Your instructions
Transcribe each line of the records below exactly, excluding any embedded images.

========

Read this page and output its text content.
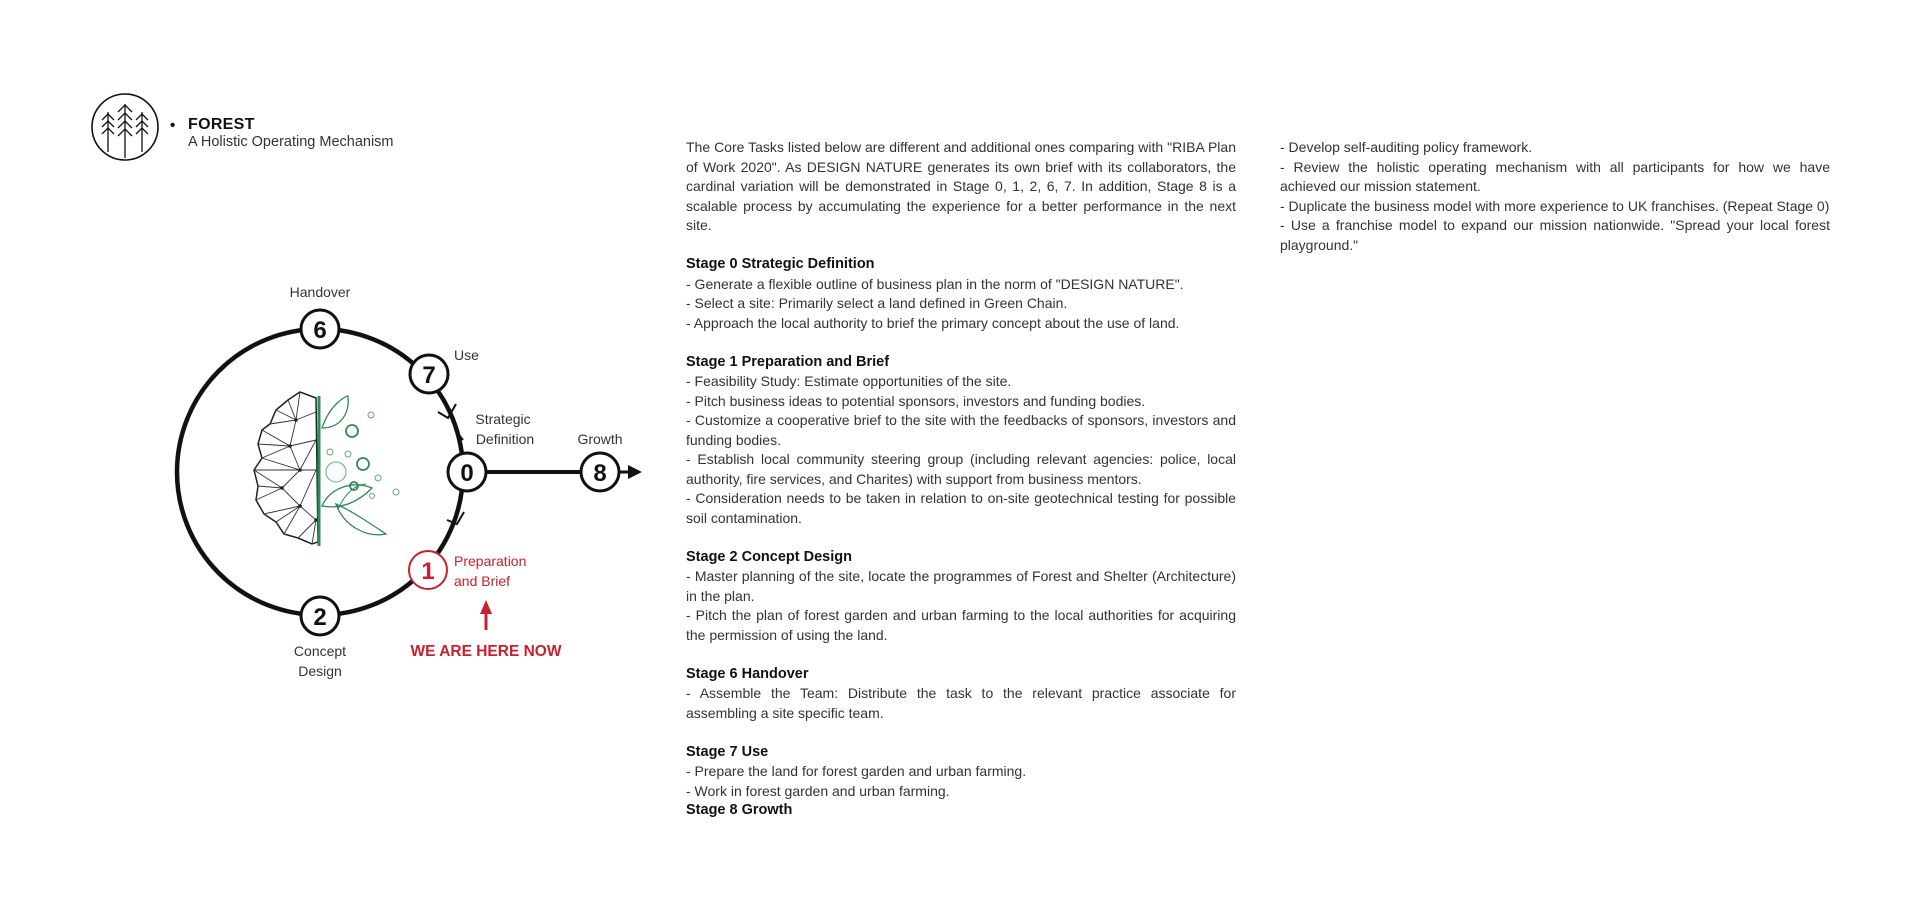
• FOREST
A Holistic Operating Mechanism
6
Handover
7
Use
0
Strategic
Definition
8
Growth
1 Preparation
and Brief
2
Concept
Design
WE ARE HERE NOW

The Core Tasks listed below are different and additional ones comparing with "RIBA Plan of Work 2020". As DESIGN NATURE generates its own brief with its collaborators, the cardinal variation will be demonstrated in Stage 0, 1, 2, 6, 7. In addition, Stage 8 is a scalable process by accumulating the experience for a better performance in the next site.

Stage 0 Strategic Definition
- Generate a flexible outline of business plan in the norm of "DESIGN NATURE".
- Select a site: Primarily select a land defined in Green Chain.
- Approach the local authority to brief the primary concept about the use of land.
Stage 1 Preparation and Brief
- Feasibility Study: Estimate opportunities of the site.
- Pitch business ideas to potential sponsors, investors and funding bodies.
- Customize a cooperative brief to the site with the feedbacks of sponsors, investors and funding bodies.
- Establish local community steering group (including relevant agencies: police, local authority, fire services, and Charites) with support from business mentors.
- Consideration needs to be taken in relation to on-site geotechnical testing for possible soil contamination.
Stage 2 Concept Design
- Master planning of the site, locate the programmes of Forest and Shelter (Architecture) in the plan.
- Pitch the plan of forest garden and urban farming to the local authorities for acquiring the permission of using the land.
Stage 6 Handover
- Assemble the Team: Distribute the task to the relevant practice associate for assembling a site specific team.
Stage 7 Use
- Prepare the land for forest garden and urban farming.
- Work in forest garden and urban farming.
Stage 8 Growth
- Develop self-auditing policy framework.
- Review the holistic operating mechanism with all participants for how we have achieved our mission statement.
- Duplicate the business model with more experience to UK franchises. (Repeat Stage 0)
- Use a franchise model to expand our mission nationwide. "Spread your local forest playground."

========

Answer to the task
Read this page and output its text content.
• FOREST
A Holistic Operating Mechanism
6
Handover
7
Use
0
Strategic
Definition
8
Growth
1 Preparation
and Brief
2
Concept
Design
WE ARE HERE NOW

The Core Tasks listed below are different and additional ones comparing with "RIBA Plan of Work 2020". As DESIGN NATURE generates its own brief with its collaborators, the cardinal variation will be demonstrated in Stage 0, 1, 2, 6, 7. In addition, Stage 8 is a scalable process by accumulating the experience for a better performance in the next site.

Stage 0 Strategic Definition
- Generate a flexible outline of business plan in the norm of "DESIGN NATURE".
- Select a site: Primarily select a land defined in Green Chain.
- Approach the local authority to brief the primary concept about the use of land.
Stage 1 Preparation and Brief
- Feasibility Study: Estimate opportunities of the site.
- Pitch business ideas to potential sponsors, investors and funding bodies.
- Customize a cooperative brief to the site with the feedbacks of sponsors, investors and funding bodies.
- Establish local community steering group (including relevant agencies: police, local authority, fire services, and Charites) with support from business mentors.
- Consideration needs to be taken in relation to on-site geotechnical testing for possible soil contamination.
Stage 2 Concept Design
- Master planning of the site, locate the programmes of Forest and Shelter (Architecture) in the plan.
- Pitch the plan of forest garden and urban farming to the local authorities for acquiring the permission of using the land.
Stage 6 Handover
- Assemble the Team: Distribute the task to the relevant practice associate for assembling a site specific team.
Stage 7 Use
- Prepare the land for forest garden and urban farming.
- Work in forest garden and urban farming.
Stage 8 Growth
- Develop self-auditing policy framework.
- Review the holistic operating mechanism with all participants for how we have achieved our mission statement.
- Duplicate the business model with more experience to UK franchises. (Repeat Stage 0)
- Use a franchise model to expand our mission nationwide. "Spread your local forest playground."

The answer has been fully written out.